# Recorded information start

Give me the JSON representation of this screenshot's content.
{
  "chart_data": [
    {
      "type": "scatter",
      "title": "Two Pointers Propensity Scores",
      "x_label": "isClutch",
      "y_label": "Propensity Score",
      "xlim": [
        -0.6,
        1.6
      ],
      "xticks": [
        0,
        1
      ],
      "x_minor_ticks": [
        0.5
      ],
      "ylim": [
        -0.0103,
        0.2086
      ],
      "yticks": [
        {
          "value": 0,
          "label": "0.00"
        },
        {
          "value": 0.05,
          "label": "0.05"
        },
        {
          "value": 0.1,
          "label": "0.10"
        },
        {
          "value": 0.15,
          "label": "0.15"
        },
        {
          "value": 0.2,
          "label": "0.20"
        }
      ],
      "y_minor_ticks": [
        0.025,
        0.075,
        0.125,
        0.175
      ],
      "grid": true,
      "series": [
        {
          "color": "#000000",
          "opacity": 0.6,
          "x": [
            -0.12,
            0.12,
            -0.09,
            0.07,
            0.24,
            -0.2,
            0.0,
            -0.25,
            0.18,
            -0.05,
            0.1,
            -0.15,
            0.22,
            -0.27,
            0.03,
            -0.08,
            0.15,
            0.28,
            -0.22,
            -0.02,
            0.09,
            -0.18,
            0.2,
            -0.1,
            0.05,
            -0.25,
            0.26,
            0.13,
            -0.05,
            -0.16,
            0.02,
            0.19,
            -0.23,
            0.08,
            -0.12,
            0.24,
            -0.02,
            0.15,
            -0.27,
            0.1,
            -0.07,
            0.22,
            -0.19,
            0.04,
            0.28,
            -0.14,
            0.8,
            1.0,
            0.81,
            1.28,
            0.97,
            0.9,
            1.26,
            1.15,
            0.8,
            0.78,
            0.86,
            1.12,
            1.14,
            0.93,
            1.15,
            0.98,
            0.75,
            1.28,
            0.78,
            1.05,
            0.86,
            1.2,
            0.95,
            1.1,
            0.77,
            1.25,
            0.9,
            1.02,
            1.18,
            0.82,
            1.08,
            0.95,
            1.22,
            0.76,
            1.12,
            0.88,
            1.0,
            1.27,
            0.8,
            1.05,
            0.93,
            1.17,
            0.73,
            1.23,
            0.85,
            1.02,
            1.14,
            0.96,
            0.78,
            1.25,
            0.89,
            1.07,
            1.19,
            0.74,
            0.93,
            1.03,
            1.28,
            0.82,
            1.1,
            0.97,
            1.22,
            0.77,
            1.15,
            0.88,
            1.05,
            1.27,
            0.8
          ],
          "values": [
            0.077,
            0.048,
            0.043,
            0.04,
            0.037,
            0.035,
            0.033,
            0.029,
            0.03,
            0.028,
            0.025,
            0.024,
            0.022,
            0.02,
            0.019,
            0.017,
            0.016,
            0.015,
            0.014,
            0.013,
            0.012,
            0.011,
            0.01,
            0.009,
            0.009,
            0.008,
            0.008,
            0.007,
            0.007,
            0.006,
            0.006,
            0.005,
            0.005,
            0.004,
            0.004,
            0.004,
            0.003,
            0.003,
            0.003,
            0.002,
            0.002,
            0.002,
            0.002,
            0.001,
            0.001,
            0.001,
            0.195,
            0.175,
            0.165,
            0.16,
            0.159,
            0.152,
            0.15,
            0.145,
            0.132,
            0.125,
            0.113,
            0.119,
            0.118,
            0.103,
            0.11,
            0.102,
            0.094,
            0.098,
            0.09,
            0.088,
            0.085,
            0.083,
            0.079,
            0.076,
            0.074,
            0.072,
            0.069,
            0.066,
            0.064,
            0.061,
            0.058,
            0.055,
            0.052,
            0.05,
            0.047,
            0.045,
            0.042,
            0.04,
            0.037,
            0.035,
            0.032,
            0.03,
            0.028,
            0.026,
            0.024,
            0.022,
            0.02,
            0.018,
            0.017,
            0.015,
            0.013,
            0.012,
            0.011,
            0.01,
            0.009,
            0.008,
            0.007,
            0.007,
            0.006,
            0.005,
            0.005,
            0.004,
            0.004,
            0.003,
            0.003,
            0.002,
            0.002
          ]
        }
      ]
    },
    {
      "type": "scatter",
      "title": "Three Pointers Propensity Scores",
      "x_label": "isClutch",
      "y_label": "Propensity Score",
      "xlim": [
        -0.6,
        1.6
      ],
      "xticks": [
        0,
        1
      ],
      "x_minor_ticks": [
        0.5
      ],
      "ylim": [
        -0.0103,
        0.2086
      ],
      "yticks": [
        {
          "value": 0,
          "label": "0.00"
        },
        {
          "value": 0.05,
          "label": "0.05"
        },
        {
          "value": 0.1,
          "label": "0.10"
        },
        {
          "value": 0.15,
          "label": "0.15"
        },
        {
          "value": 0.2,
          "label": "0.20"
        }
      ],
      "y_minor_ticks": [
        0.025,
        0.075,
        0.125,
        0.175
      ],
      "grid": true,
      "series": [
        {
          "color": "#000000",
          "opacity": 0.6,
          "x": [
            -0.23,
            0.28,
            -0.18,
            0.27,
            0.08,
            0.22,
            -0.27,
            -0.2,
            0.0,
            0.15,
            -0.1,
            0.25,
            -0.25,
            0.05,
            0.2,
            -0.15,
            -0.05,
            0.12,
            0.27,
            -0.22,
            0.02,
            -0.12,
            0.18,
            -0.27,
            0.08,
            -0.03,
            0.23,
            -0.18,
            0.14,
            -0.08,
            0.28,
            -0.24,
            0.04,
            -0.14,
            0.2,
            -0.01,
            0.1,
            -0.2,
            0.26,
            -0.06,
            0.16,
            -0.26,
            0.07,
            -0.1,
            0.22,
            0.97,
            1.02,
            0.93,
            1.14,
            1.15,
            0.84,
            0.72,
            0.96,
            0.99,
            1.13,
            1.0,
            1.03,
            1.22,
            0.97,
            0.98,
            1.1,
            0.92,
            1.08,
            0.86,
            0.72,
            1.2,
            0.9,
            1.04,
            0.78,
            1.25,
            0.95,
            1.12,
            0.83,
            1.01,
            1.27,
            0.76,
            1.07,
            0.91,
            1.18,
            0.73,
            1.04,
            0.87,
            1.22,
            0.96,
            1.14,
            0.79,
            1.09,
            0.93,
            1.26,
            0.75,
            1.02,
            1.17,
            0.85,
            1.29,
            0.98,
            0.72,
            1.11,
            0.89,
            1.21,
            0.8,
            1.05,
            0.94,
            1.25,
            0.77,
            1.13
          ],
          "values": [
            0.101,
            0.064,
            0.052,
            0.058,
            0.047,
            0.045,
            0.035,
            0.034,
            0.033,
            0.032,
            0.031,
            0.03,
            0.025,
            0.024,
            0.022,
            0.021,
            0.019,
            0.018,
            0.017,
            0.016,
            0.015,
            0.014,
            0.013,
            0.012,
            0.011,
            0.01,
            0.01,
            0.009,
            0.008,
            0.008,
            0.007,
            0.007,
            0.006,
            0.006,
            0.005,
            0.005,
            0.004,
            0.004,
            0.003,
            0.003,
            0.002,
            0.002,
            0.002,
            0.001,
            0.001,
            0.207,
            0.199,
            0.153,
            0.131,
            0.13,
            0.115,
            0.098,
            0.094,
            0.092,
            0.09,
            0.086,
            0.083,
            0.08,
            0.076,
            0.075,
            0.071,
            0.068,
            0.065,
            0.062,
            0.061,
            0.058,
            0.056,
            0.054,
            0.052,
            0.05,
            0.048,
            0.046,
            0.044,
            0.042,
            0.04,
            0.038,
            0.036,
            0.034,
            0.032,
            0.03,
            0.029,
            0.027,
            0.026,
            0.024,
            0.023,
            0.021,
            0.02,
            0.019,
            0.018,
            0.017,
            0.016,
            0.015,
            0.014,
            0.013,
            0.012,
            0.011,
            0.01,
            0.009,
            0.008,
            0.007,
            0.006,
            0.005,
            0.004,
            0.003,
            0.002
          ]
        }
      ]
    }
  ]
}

# Recorded information end
# Recorded information start

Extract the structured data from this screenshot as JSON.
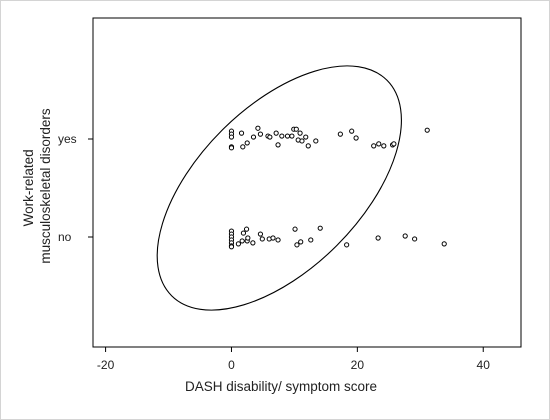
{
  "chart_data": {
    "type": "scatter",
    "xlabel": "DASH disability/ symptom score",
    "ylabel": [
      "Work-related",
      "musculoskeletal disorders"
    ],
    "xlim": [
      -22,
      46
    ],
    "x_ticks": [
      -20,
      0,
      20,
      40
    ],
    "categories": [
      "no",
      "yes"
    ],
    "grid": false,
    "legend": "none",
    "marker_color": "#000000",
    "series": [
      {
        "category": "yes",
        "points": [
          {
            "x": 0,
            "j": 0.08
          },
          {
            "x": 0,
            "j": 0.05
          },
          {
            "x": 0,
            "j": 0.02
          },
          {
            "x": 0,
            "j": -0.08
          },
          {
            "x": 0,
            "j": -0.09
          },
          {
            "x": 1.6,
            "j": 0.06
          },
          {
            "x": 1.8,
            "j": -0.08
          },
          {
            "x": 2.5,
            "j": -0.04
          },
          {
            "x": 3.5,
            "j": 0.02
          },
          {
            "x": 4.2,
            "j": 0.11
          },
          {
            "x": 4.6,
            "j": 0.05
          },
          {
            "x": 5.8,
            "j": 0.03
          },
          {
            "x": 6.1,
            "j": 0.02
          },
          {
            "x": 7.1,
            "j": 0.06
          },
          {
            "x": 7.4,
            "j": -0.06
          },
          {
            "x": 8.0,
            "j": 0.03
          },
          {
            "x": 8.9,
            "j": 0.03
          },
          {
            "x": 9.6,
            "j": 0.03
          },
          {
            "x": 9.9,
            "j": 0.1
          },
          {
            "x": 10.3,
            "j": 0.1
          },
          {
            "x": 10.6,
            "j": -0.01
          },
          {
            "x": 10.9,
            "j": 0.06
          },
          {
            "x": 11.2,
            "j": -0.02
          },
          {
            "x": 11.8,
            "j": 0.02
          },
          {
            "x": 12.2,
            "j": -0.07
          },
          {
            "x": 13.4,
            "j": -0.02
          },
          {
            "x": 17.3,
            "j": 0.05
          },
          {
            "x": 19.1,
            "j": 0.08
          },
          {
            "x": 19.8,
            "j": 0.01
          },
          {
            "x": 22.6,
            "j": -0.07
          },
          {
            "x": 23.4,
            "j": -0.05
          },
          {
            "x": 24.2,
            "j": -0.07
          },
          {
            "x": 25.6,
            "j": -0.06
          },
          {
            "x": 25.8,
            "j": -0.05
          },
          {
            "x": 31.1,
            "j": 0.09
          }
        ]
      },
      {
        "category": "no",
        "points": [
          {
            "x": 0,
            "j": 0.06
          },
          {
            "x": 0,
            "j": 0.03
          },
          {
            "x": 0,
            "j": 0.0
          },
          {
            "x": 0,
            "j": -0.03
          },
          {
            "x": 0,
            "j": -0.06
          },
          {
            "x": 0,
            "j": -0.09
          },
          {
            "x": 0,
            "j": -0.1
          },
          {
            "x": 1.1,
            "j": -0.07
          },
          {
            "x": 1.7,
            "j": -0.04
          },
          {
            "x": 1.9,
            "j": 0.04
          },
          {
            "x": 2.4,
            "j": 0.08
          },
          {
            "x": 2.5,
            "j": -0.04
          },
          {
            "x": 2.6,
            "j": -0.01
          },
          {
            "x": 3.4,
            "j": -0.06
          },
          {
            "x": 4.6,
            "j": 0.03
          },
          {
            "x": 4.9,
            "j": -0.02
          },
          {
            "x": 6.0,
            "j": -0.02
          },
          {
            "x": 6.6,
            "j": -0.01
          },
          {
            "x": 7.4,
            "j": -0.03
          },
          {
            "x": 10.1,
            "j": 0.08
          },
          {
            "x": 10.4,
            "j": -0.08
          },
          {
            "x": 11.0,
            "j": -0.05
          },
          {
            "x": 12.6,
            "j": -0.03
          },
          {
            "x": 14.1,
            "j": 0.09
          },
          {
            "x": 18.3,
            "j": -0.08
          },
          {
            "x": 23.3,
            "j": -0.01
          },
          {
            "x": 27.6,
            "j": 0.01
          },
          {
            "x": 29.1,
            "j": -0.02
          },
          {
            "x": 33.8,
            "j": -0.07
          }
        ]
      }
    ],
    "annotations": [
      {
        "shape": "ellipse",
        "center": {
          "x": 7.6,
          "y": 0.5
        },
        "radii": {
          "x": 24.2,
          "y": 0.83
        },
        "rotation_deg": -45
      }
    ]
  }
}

# Recorded information end

Select the lines in this material that hold the word "Propensity", leaving none out.

      "title": "Two Pointers Propensity Scores",
      "y_label": "Propensity Score",
      "title": "Three Pointers Propensity Scores",
      "y_label": "Propensity Score",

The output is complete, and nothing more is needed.